RECORDS FOR THE TASK start

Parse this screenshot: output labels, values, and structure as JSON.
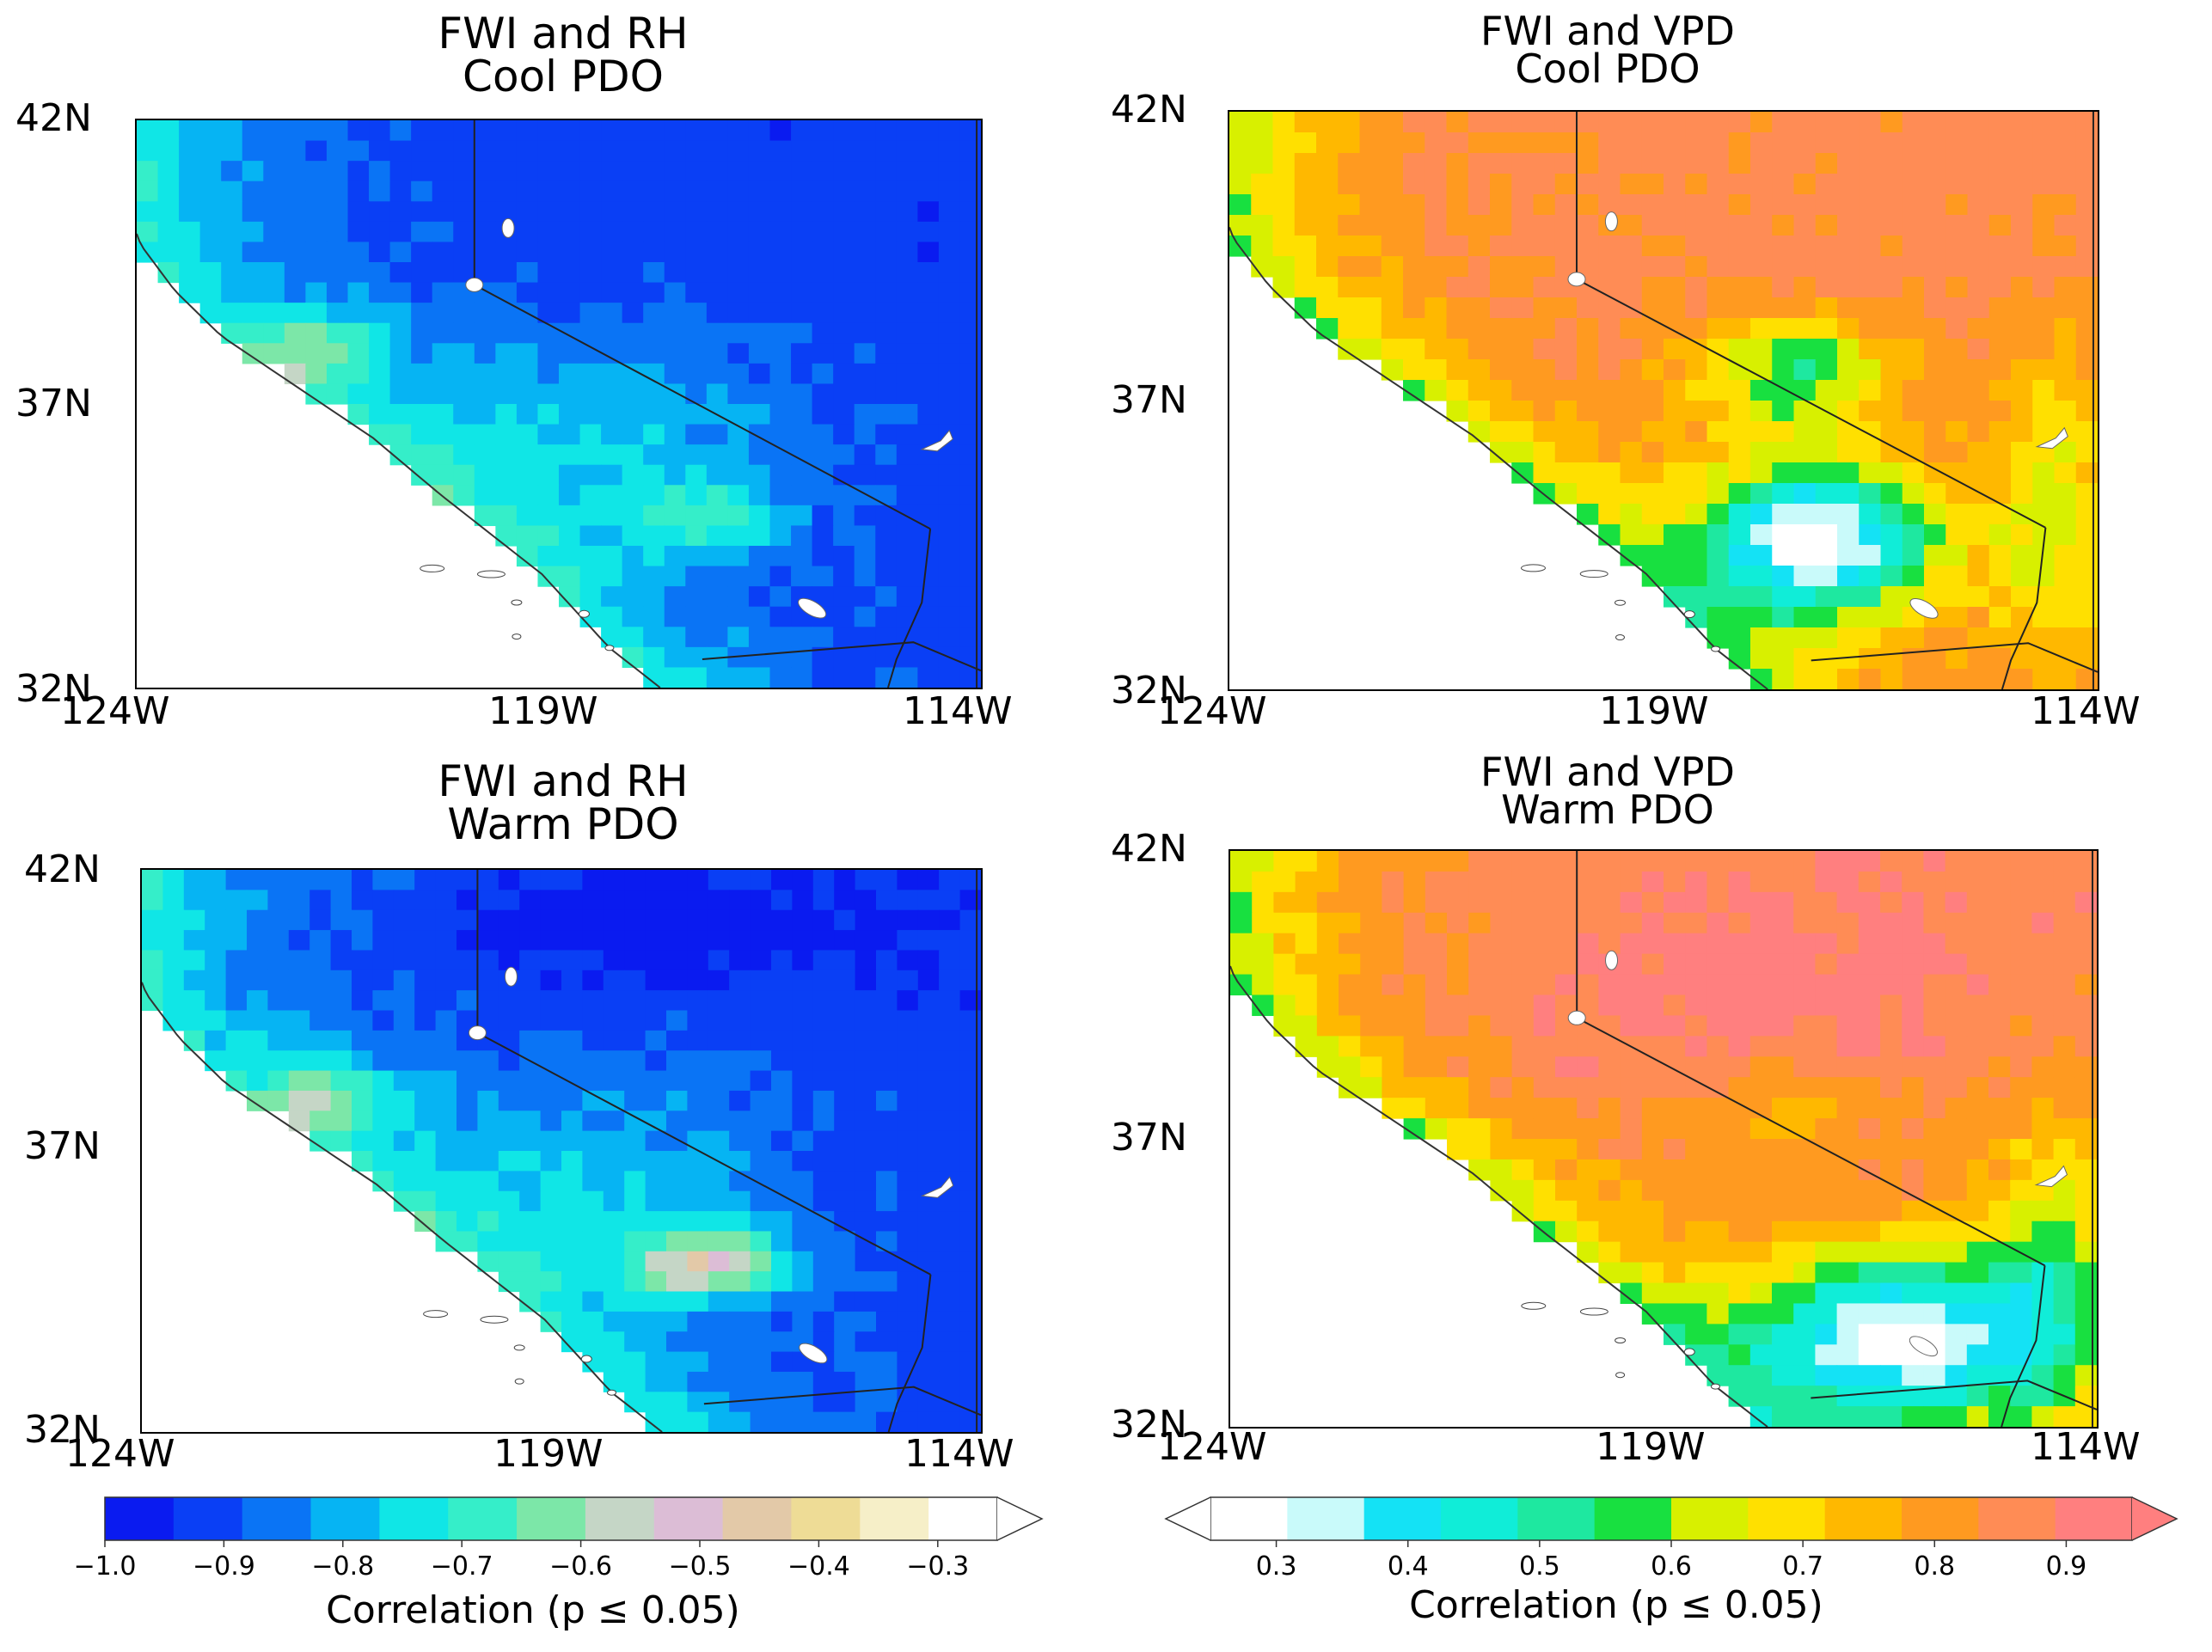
{
  "panels": [
    {
      "id": "rh-cool",
      "title_line1": "FWI and RH",
      "title_line2": "Cool PDO",
      "variable": "rh",
      "regime": "cool"
    },
    {
      "id": "vpd-cool",
      "title_line1": "FWI and VPD",
      "title_line2": "Cool PDO",
      "variable": "vpd",
      "regime": "cool"
    },
    {
      "id": "rh-warm",
      "title_line1": "FWI and RH",
      "title_line2": "Warm PDO",
      "variable": "rh",
      "regime": "warm"
    },
    {
      "id": "vpd-warm",
      "title_line1": "FWI and VPD",
      "title_line2": "Warm PDO",
      "variable": "vpd",
      "regime": "warm"
    }
  ],
  "axes": {
    "lat_labels": [
      "42N",
      "37N",
      "32N"
    ],
    "lon_labels": [
      "124W",
      "119W",
      "114W"
    ],
    "extent": {
      "lon": [
        -124,
        -114
      ],
      "lat": [
        32,
        42
      ]
    }
  },
  "colorbars": {
    "rh": {
      "label": "Correlation (p ≤ 0.05)",
      "ticks": [
        "−1.0",
        "−0.9",
        "−0.8",
        "−0.7",
        "−0.6",
        "−0.5",
        "−0.4",
        "−0.3"
      ],
      "range": [
        -1.0,
        -0.25
      ],
      "extend": "max",
      "colors": [
        "#0a1bf0",
        "#0a3ff5",
        "#0a74f5",
        "#06b4f3",
        "#10e6e6",
        "#35eec9",
        "#7ce7a8",
        "#c5d6c6",
        "#dcbdd6",
        "#e3c9a8",
        "#eedc96",
        "#f6efc8",
        "#ffffff"
      ]
    },
    "vpd": {
      "label": "Correlation (p ≤ 0.05)",
      "ticks": [
        "0.3",
        "0.4",
        "0.5",
        "0.6",
        "0.7",
        "0.8",
        "0.9"
      ],
      "range": [
        0.25,
        0.95
      ],
      "extend": "both",
      "colors": [
        "#ffffff",
        "#c9fafa",
        "#14e2f5",
        "#10edd8",
        "#1ee8a0",
        "#18e040",
        "#d8f000",
        "#ffe000",
        "#ffb800",
        "#ff9a20",
        "#ff8c55",
        "#ff7f7f"
      ]
    }
  },
  "geo_features": [
    "coastline",
    "state-border-ca-nv",
    "state-border-ca-az",
    "mexico-border",
    "lake-tahoe",
    "great-salt-lake",
    "salton-sea",
    "channel-islands"
  ]
}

RECORDS FOR THE TASK end

State how many lines of the entries above include the word "border", offering no text other than the number.

3